> **STATED GOAL**: Transcribe the data that follows precisely, omitting nothing.

> **RECORDS SHOWN**:
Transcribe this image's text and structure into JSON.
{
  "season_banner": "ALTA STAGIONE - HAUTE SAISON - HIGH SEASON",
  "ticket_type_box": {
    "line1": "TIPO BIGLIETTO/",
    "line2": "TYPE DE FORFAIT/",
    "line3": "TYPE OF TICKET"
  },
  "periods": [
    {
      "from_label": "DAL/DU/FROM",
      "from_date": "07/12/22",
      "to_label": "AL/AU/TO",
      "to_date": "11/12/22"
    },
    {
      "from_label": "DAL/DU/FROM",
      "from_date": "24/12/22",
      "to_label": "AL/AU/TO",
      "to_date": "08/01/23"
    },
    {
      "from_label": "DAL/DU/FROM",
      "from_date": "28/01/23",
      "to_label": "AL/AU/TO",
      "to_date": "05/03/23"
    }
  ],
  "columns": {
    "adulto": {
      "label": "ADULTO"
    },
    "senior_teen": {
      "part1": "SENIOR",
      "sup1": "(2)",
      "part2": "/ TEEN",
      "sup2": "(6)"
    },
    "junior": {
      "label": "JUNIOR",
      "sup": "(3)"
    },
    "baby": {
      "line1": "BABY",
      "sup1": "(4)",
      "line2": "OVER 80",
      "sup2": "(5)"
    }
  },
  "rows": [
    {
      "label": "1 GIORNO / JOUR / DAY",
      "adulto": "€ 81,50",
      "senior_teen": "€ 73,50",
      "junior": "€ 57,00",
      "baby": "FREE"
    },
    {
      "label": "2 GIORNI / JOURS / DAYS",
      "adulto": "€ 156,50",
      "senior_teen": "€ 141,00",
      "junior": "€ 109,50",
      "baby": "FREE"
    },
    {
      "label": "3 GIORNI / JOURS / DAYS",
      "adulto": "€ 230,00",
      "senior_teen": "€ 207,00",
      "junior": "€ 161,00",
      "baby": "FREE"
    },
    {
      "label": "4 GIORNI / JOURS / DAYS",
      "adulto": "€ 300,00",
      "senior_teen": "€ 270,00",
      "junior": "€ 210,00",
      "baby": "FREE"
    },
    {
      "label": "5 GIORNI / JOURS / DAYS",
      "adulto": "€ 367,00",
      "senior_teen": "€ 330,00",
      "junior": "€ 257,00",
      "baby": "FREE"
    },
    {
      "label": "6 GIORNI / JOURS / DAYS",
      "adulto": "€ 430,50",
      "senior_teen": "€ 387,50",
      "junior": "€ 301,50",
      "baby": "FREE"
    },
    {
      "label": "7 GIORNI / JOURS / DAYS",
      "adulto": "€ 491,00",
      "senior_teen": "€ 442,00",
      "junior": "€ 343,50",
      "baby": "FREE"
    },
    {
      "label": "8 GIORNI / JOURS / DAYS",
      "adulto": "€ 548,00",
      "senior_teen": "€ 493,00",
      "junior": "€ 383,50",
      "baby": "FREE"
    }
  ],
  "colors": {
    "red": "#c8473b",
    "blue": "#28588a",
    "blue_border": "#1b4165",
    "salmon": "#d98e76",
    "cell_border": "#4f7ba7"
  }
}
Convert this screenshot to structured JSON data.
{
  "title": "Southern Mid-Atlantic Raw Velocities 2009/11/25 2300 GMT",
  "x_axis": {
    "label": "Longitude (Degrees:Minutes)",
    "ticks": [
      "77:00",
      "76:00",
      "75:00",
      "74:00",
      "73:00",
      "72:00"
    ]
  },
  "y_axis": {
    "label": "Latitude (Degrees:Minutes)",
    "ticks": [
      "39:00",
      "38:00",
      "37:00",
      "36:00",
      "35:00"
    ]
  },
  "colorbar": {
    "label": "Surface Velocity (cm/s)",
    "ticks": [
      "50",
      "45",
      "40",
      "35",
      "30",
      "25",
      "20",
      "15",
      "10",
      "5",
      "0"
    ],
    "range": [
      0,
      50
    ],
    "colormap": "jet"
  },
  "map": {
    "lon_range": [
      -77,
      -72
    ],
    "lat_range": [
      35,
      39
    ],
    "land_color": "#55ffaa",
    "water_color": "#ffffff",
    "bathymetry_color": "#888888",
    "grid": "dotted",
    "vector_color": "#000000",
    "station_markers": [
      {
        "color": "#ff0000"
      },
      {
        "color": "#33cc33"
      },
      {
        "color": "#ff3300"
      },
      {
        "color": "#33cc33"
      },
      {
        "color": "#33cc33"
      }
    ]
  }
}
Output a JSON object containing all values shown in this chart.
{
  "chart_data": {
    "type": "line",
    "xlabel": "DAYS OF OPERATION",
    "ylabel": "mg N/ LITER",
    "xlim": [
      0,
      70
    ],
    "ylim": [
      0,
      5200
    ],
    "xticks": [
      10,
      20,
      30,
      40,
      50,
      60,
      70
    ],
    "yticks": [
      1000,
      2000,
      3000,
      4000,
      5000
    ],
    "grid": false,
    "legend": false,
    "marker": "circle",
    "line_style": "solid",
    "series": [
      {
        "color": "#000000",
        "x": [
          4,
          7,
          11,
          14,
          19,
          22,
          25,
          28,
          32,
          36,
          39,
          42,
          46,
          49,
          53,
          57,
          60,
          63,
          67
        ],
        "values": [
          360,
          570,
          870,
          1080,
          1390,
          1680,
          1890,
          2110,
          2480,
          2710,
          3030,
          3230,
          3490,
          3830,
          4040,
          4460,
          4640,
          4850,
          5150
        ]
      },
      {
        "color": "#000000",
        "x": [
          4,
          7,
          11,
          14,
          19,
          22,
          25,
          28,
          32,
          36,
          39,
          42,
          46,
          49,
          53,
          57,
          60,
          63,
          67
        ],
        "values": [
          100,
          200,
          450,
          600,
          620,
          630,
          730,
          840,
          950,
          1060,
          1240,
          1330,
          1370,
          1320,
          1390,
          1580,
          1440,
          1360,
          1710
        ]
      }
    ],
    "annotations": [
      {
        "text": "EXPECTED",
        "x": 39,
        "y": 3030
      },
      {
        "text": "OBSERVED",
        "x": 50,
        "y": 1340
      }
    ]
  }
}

> **ANSWER**:
Transcribe this image's text and structure into JSON.
{
  "season_banner": "ALTA STAGIONE - HAUTE SAISON - HIGH SEASON",
  "ticket_type_box": {
    "line1": "TIPO BIGLIETTO/",
    "line2": "TYPE DE FORFAIT/",
    "line3": "TYPE OF TICKET"
  },
  "periods": [
    {
      "from_label": "DAL/DU/FROM",
      "from_date": "07/12/22",
      "to_label": "AL/AU/TO",
      "to_date": "11/12/22"
    },
    {
      "from_label": "DAL/DU/FROM",
      "from_date": "24/12/22",
      "to_label": "AL/AU/TO",
      "to_date": "08/01/23"
    },
    {
      "from_label": "DAL/DU/FROM",
      "from_date": "28/01/23",
      "to_label": "AL/AU/TO",
      "to_date": "05/03/23"
    }
  ],
  "columns": {
    "adulto": {
      "label": "ADULTO"
    },
    "senior_teen": {
      "part1": "SENIOR",
      "sup1": "(2)",
      "part2": "/ TEEN",
      "sup2": "(6)"
    },
    "junior": {
      "label": "JUNIOR",
      "sup": "(3)"
    },
    "baby": {
      "line1": "BABY",
      "sup1": "(4)",
      "line2": "OVER 80",
      "sup2": "(5)"
    }
  },
  "rows": [
    {
      "label": "1 GIORNO / JOUR / DAY",
      "adulto": "€ 81,50",
      "senior_teen": "€ 73,50",
      "junior": "€ 57,00",
      "baby": "FREE"
    },
    {
      "label": "2 GIORNI / JOURS / DAYS",
      "adulto": "€ 156,50",
      "senior_teen": "€ 141,00",
      "junior": "€ 109,50",
      "baby": "FREE"
    },
    {
      "label": "3 GIORNI / JOURS / DAYS",
      "adulto": "€ 230,00",
      "senior_teen": "€ 207,00",
      "junior": "€ 161,00",
      "baby": "FREE"
    },
    {
      "label": "4 GIORNI / JOURS / DAYS",
      "adulto": "€ 300,00",
      "senior_teen": "€ 270,00",
      "junior": "€ 210,00",
      "baby": "FREE"
    },
    {
      "label": "5 GIORNI / JOURS / DAYS",
      "adulto": "€ 367,00",
      "senior_teen": "€ 330,00",
      "junior": "€ 257,00",
      "baby": "FREE"
    },
    {
      "label": "6 GIORNI / JOURS / DAYS",
      "adulto": "€ 430,50",
      "senior_teen": "€ 387,50",
      "junior": "€ 301,50",
      "baby": "FREE"
    },
    {
      "label": "7 GIORNI / JOURS / DAYS",
      "adulto": "€ 491,00",
      "senior_teen": "€ 442,00",
      "junior": "€ 343,50",
      "baby": "FREE"
    },
    {
      "label": "8 GIORNI / JOURS / DAYS",
      "adulto": "€ 548,00",
      "senior_teen": "€ 493,00",
      "junior": "€ 383,50",
      "baby": "FREE"
    }
  ],
  "colors": {
    "red": "#c8473b",
    "blue": "#28588a",
    "blue_border": "#1b4165",
    "salmon": "#d98e76",
    "cell_border": "#4f7ba7"
  }
}
Convert this screenshot to structured JSON data.
{
  "title": "Southern Mid-Atlantic Raw Velocities 2009/11/25 2300 GMT",
  "x_axis": {
    "label": "Longitude (Degrees:Minutes)",
    "ticks": [
      "77:00",
      "76:00",
      "75:00",
      "74:00",
      "73:00",
      "72:00"
    ]
  },
  "y_axis": {
    "label": "Latitude (Degrees:Minutes)",
    "ticks": [
      "39:00",
      "38:00",
      "37:00",
      "36:00",
      "35:00"
    ]
  },
  "colorbar": {
    "label": "Surface Velocity (cm/s)",
    "ticks": [
      "50",
      "45",
      "40",
      "35",
      "30",
      "25",
      "20",
      "15",
      "10",
      "5",
      "0"
    ],
    "range": [
      0,
      50
    ],
    "colormap": "jet"
  },
  "map": {
    "lon_range": [
      -77,
      -72
    ],
    "lat_range": [
      35,
      39
    ],
    "land_color": "#55ffaa",
    "water_color": "#ffffff",
    "bathymetry_color": "#888888",
    "grid": "dotted",
    "vector_color": "#000000",
    "station_markers": [
      {
        "color": "#ff0000"
      },
      {
        "color": "#33cc33"
      },
      {
        "color": "#ff3300"
      },
      {
        "color": "#33cc33"
      },
      {
        "color": "#33cc33"
      }
    ]
  }
}
Output a JSON object containing all values shown in this chart.
{
  "chart_data": {
    "type": "line",
    "xlabel": "DAYS OF OPERATION",
    "ylabel": "mg N/ LITER",
    "xlim": [
      0,
      70
    ],
    "ylim": [
      0,
      5200
    ],
    "xticks": [
      10,
      20,
      30,
      40,
      50,
      60,
      70
    ],
    "yticks": [
      1000,
      2000,
      3000,
      4000,
      5000
    ],
    "grid": false,
    "legend": false,
    "marker": "circle",
    "line_style": "solid",
    "series": [
      {
        "color": "#000000",
        "x": [
          4,
          7,
          11,
          14,
          19,
          22,
          25,
          28,
          32,
          36,
          39,
          42,
          46,
          49,
          53,
          57,
          60,
          63,
          67
        ],
        "values": [
          360,
          570,
          870,
          1080,
          1390,
          1680,
          1890,
          2110,
          2480,
          2710,
          3030,
          3230,
          3490,
          3830,
          4040,
          4460,
          4640,
          4850,
          5150
        ]
      },
      {
        "color": "#000000",
        "x": [
          4,
          7,
          11,
          14,
          19,
          22,
          25,
          28,
          32,
          36,
          39,
          42,
          46,
          49,
          53,
          57,
          60,
          63,
          67
        ],
        "values": [
          100,
          200,
          450,
          600,
          620,
          630,
          730,
          840,
          950,
          1060,
          1240,
          1330,
          1370,
          1320,
          1390,
          1580,
          1440,
          1360,
          1710
        ]
      }
    ],
    "annotations": [
      {
        "text": "EXPECTED",
        "x": 39,
        "y": 3030
      },
      {
        "text": "OBSERVED",
        "x": 50,
        "y": 1340
      }
    ]
  }
}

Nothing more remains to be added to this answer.